Stored data:
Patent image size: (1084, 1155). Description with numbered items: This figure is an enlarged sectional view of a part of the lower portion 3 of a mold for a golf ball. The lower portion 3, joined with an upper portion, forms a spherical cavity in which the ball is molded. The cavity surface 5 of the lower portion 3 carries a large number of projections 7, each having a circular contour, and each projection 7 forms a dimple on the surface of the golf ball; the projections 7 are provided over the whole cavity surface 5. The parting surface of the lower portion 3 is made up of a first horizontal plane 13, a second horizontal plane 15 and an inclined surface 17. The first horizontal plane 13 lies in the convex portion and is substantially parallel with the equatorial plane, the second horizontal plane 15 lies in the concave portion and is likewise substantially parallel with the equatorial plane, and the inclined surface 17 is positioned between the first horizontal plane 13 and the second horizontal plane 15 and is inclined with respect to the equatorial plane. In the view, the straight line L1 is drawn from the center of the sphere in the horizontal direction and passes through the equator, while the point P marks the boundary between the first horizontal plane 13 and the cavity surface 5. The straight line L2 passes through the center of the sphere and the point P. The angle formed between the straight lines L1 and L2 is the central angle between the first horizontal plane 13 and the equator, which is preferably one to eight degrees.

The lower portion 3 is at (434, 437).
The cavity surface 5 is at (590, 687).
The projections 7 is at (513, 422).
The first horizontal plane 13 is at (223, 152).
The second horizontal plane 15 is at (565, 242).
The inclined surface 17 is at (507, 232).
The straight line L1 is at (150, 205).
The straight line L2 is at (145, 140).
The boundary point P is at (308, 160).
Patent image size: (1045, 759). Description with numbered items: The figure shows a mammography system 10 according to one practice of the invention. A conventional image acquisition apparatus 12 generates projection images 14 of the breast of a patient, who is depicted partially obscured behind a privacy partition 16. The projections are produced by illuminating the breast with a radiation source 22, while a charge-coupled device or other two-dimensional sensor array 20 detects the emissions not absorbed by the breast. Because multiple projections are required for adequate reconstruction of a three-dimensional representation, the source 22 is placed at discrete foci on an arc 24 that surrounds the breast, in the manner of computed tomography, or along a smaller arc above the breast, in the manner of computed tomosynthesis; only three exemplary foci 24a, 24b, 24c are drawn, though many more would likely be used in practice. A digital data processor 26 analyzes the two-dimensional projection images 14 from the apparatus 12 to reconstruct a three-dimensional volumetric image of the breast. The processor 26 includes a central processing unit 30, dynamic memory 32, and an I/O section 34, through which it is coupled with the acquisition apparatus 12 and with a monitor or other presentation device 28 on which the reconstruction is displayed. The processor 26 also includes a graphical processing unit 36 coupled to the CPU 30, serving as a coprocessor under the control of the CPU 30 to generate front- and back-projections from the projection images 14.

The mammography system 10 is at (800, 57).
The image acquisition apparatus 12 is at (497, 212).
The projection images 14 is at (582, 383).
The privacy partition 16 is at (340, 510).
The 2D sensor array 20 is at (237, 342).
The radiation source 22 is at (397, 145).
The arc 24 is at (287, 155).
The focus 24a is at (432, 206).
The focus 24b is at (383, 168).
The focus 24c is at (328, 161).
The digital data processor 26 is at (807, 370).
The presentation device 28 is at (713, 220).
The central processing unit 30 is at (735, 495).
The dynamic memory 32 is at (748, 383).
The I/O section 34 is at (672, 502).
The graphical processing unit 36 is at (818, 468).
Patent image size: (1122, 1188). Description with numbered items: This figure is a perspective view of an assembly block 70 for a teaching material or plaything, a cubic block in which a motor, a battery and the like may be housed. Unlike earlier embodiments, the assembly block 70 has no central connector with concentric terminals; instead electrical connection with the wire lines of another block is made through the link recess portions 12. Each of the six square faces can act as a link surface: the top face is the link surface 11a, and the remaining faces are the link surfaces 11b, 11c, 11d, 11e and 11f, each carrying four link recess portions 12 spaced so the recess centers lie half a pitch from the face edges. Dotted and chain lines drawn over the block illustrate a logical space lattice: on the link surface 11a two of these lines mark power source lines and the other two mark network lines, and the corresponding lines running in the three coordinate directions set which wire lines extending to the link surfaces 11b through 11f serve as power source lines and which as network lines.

* Description of the task: Convert the entries, from the start through the line containing "The boundary point P is at (308, 160).", into a Markdown table with the columns Row and Line, numbering each row and omitting blank lines.

* Task response:
| Row | Line |
|---|---|
| 1 | Patent image size: (1084, 1155). Description with numbered items: This figure is an enlarged sectional view of a part of the lower portion 3 of a mold for a golf ball. The lower portion 3, joined with an upper portion, forms a spherical cavity in which the ball is molded. The cavity surface 5 of the lower portion 3 carries a large number of projections 7, each having a circular contour, and each projection 7 forms a dimple on the surface of the golf ball; the projections 7 are provided over the whole cavity surface 5. The parting surface of the lower portion 3 is made up of a first horizontal plane 13, a second horizontal plane 15 and an inclined surface 17. The first horizontal plane 13 lies in the convex portion and is substantially parallel with the equatorial plane, the second horizontal plane 15 lies in the concave portion and is likewise substantially parallel with the equatorial plane, and the inclined surface 17 is positioned between the first horizontal plane 13 and the second horizontal plane 15 and is inclined with respect to the equatorial plane. In the view, the straight line L1 is drawn from the center of the sphere in the horizontal direction and passes through the equator, while the point P marks the boundary between the first horizontal plane 13 and the cavity surface 5. The straight line L2 passes through the center of the sphere and the point P. The angle formed between the straight lines L1 and L2 is the central angle between the first horizontal plane 13 and the equator, which is preferably one to eight degrees. |
| 2 | The lower portion 3 is at (434, 437). |
| 3 | The cavity surface 5 is at (590, 687). |
| 4 | The projections 7 is at (513, 422). |
| 5 | The first horizontal plane 13 is at (223, 152). |
| 6 | The second horizontal plane 15 is at (565, 242). |
| 7 | The inclined surface 17 is at (507, 232). |
| 8 | The straight line L1 is at (150, 205). |
| 9 | The straight line L2 is at (145, 140). |
| 10 | The boundary point P is at (308, 160). |